- GIVEN TASK
Below is a listing; copy all of it exactly.

──────── RECORDS FOR PROCESSING

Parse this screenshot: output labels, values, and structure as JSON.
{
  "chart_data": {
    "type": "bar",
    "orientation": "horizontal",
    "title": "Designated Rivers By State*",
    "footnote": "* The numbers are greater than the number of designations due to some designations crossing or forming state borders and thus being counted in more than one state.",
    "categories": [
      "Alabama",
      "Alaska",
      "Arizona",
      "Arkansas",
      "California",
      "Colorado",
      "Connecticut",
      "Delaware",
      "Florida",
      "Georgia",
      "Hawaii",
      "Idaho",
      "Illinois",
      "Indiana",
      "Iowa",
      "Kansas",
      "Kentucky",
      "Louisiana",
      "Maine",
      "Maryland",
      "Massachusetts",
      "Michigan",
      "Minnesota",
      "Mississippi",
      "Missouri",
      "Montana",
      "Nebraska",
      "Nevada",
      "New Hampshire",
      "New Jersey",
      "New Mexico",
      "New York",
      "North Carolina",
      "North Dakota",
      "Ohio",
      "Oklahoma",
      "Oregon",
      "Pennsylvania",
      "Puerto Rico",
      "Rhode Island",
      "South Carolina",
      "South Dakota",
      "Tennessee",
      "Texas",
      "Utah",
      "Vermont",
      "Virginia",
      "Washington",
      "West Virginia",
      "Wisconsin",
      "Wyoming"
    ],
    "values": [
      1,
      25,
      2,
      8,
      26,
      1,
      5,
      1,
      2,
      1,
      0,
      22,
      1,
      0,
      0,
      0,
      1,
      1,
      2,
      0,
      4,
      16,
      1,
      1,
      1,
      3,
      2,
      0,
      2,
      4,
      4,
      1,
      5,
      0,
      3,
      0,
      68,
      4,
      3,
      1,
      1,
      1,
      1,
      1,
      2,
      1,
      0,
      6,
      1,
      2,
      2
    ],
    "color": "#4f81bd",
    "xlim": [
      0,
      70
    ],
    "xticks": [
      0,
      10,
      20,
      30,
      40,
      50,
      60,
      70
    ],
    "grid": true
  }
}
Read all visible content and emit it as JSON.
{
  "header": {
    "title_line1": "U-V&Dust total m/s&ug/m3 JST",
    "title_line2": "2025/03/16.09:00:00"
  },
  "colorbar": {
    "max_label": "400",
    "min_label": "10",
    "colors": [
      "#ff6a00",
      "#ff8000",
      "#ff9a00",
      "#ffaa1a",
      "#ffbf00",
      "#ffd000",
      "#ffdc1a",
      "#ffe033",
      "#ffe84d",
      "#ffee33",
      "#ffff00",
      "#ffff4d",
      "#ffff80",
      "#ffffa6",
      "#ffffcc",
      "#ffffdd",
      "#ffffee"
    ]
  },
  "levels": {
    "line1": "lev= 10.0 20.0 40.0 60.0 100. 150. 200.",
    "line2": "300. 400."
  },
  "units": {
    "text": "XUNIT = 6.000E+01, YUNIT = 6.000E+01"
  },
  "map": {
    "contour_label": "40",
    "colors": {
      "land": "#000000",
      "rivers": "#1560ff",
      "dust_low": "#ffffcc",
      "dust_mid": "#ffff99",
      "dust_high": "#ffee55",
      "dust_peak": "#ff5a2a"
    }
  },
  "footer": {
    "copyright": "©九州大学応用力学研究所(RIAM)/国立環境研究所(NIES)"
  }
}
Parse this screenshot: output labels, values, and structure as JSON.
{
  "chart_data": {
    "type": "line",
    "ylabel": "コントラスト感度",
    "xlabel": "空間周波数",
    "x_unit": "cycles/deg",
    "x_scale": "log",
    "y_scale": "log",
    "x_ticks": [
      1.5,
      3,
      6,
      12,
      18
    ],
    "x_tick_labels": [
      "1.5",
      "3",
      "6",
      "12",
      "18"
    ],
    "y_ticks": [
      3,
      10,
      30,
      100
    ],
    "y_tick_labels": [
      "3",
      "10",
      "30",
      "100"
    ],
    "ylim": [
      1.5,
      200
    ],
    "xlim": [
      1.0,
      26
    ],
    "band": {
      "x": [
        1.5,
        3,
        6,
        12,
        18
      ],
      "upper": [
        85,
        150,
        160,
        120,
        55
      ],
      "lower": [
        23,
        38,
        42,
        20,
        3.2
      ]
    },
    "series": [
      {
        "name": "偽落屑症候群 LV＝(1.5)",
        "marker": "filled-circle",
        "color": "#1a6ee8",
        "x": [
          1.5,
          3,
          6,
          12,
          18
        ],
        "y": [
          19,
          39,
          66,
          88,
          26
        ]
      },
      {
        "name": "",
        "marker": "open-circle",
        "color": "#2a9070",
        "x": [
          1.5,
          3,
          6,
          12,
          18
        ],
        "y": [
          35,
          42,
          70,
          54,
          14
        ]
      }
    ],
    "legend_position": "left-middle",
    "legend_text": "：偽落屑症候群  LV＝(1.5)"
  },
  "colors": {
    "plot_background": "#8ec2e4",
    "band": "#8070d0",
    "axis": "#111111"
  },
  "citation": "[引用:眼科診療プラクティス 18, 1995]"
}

────────────────

- FULL OUTPUT
Parse this screenshot: output labels, values, and structure as JSON.
{
  "chart_data": {
    "type": "bar",
    "orientation": "horizontal",
    "title": "Designated Rivers By State*",
    "footnote": "* The numbers are greater than the number of designations due to some designations crossing or forming state borders and thus being counted in more than one state.",
    "categories": [
      "Alabama",
      "Alaska",
      "Arizona",
      "Arkansas",
      "California",
      "Colorado",
      "Connecticut",
      "Delaware",
      "Florida",
      "Georgia",
      "Hawaii",
      "Idaho",
      "Illinois",
      "Indiana",
      "Iowa",
      "Kansas",
      "Kentucky",
      "Louisiana",
      "Maine",
      "Maryland",
      "Massachusetts",
      "Michigan",
      "Minnesota",
      "Mississippi",
      "Missouri",
      "Montana",
      "Nebraska",
      "Nevada",
      "New Hampshire",
      "New Jersey",
      "New Mexico",
      "New York",
      "North Carolina",
      "North Dakota",
      "Ohio",
      "Oklahoma",
      "Oregon",
      "Pennsylvania",
      "Puerto Rico",
      "Rhode Island",
      "South Carolina",
      "South Dakota",
      "Tennessee",
      "Texas",
      "Utah",
      "Vermont",
      "Virginia",
      "Washington",
      "West Virginia",
      "Wisconsin",
      "Wyoming"
    ],
    "values": [
      1,
      25,
      2,
      8,
      26,
      1,
      5,
      1,
      2,
      1,
      0,
      22,
      1,
      0,
      0,
      0,
      1,
      1,
      2,
      0,
      4,
      16,
      1,
      1,
      1,
      3,
      2,
      0,
      2,
      4,
      4,
      1,
      5,
      0,
      3,
      0,
      68,
      4,
      3,
      1,
      1,
      1,
      1,
      1,
      2,
      1,
      0,
      6,
      1,
      2,
      2
    ],
    "color": "#4f81bd",
    "xlim": [
      0,
      70
    ],
    "xticks": [
      0,
      10,
      20,
      30,
      40,
      50,
      60,
      70
    ],
    "grid": true
  }
}
Read all visible content and emit it as JSON.
{
  "header": {
    "title_line1": "U-V&Dust total m/s&ug/m3 JST",
    "title_line2": "2025/03/16.09:00:00"
  },
  "colorbar": {
    "max_label": "400",
    "min_label": "10",
    "colors": [
      "#ff6a00",
      "#ff8000",
      "#ff9a00",
      "#ffaa1a",
      "#ffbf00",
      "#ffd000",
      "#ffdc1a",
      "#ffe033",
      "#ffe84d",
      "#ffee33",
      "#ffff00",
      "#ffff4d",
      "#ffff80",
      "#ffffa6",
      "#ffffcc",
      "#ffffdd",
      "#ffffee"
    ]
  },
  "levels": {
    "line1": "lev= 10.0 20.0 40.0 60.0 100. 150. 200.",
    "line2": "300. 400."
  },
  "units": {
    "text": "XUNIT = 6.000E+01, YUNIT = 6.000E+01"
  },
  "map": {
    "contour_label": "40",
    "colors": {
      "land": "#000000",
      "rivers": "#1560ff",
      "dust_low": "#ffffcc",
      "dust_mid": "#ffff99",
      "dust_high": "#ffee55",
      "dust_peak": "#ff5a2a"
    }
  },
  "footer": {
    "copyright": "©九州大学応用力学研究所(RIAM)/国立環境研究所(NIES)"
  }
}
Parse this screenshot: output labels, values, and structure as JSON.
{
  "chart_data": {
    "type": "line",
    "ylabel": "コントラスト感度",
    "xlabel": "空間周波数",
    "x_unit": "cycles/deg",
    "x_scale": "log",
    "y_scale": "log",
    "x_ticks": [
      1.5,
      3,
      6,
      12,
      18
    ],
    "x_tick_labels": [
      "1.5",
      "3",
      "6",
      "12",
      "18"
    ],
    "y_ticks": [
      3,
      10,
      30,
      100
    ],
    "y_tick_labels": [
      "3",
      "10",
      "30",
      "100"
    ],
    "ylim": [
      1.5,
      200
    ],
    "xlim": [
      1.0,
      26
    ],
    "band": {
      "x": [
        1.5,
        3,
        6,
        12,
        18
      ],
      "upper": [
        85,
        150,
        160,
        120,
        55
      ],
      "lower": [
        23,
        38,
        42,
        20,
        3.2
      ]
    },
    "series": [
      {
        "name": "偽落屑症候群 LV＝(1.5)",
        "marker": "filled-circle",
        "color": "#1a6ee8",
        "x": [
          1.5,
          3,
          6,
          12,
          18
        ],
        "y": [
          19,
          39,
          66,
          88,
          26
        ]
      },
      {
        "name": "",
        "marker": "open-circle",
        "color": "#2a9070",
        "x": [
          1.5,
          3,
          6,
          12,
          18
        ],
        "y": [
          35,
          42,
          70,
          54,
          14
        ]
      }
    ],
    "legend_position": "left-middle",
    "legend_text": "：偽落屑症候群  LV＝(1.5)"
  },
  "colors": {
    "plot_background": "#8ec2e4",
    "band": "#8070d0",
    "axis": "#111111"
  },
  "citation": "[引用:眼科診療プラクティス 18, 1995]"
}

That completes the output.